◆ Exercise task
In your copy, repeat the records exactly and leave out the pictures.

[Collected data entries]
######

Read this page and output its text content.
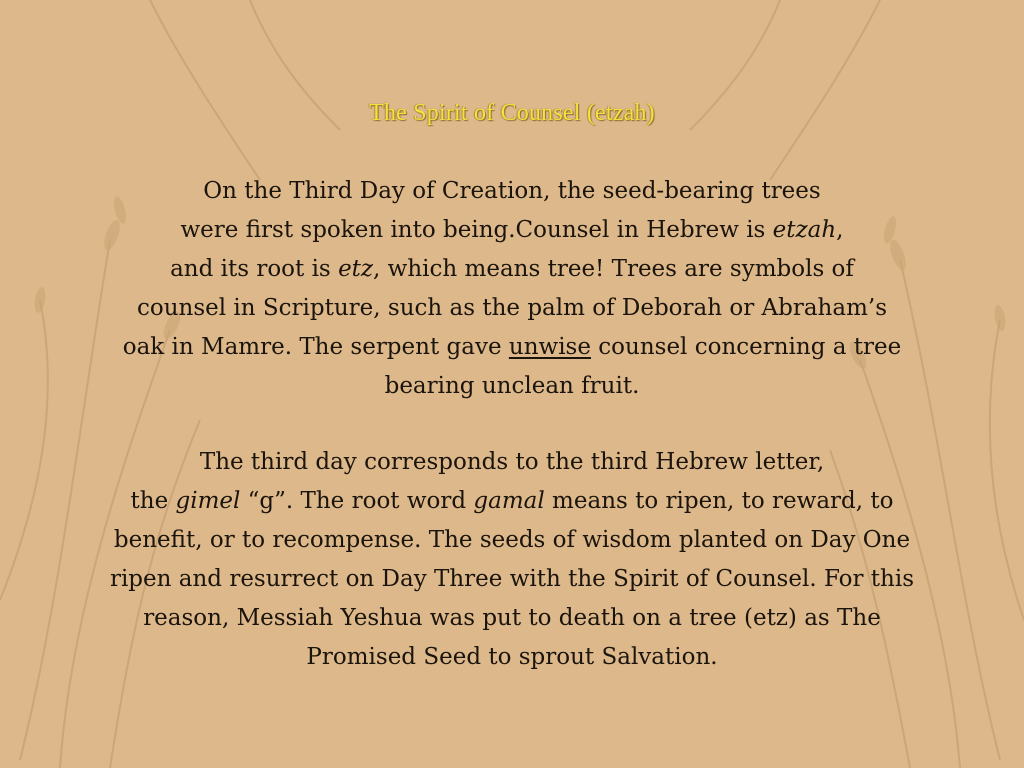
The Spirit of Counsel (etzah)
On the Third Day of Creation, the seed-bearing trees
were first spoken into being.Counsel in Hebrew is etzah,
and its root is etz, which means tree! Trees are symbols of
counsel in Scripture, such as the palm of Deborah or Abraham’s
oak in Mamre. The serpent gave unwise counsel concerning a tree
bearing unclean fruit.
The third day corresponds to the third Hebrew letter,
the gimel “g”. The root word gamal means to ripen, to reward, to
benefit, or to recompense. The seeds of wisdom planted on Day One
ripen and resurrect on Day Three with the Spirit of Counsel. For this
reason, Messiah Yeshua was put to death on a tree (etz) as The
Promised Seed to sprout Salvation.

######

◆ Final result
Read this page and output its text content.
The Spirit of Counsel (etzah)
On the Third Day of Creation, the seed-bearing trees
were first spoken into being.Counsel in Hebrew is etzah,
and its root is etz, which means tree! Trees are symbols of
counsel in Scripture, such as the palm of Deborah or Abraham’s
oak in Mamre. The serpent gave unwise counsel concerning a tree
bearing unclean fruit.
The third day corresponds to the third Hebrew letter,
the gimel “g”. The root word gamal means to ripen, to reward, to
benefit, or to recompense. The seeds of wisdom planted on Day One
ripen and resurrect on Day Three with the Spirit of Counsel. For this
reason, Messiah Yeshua was put to death on a tree (etz) as The
Promised Seed to sprout Salvation.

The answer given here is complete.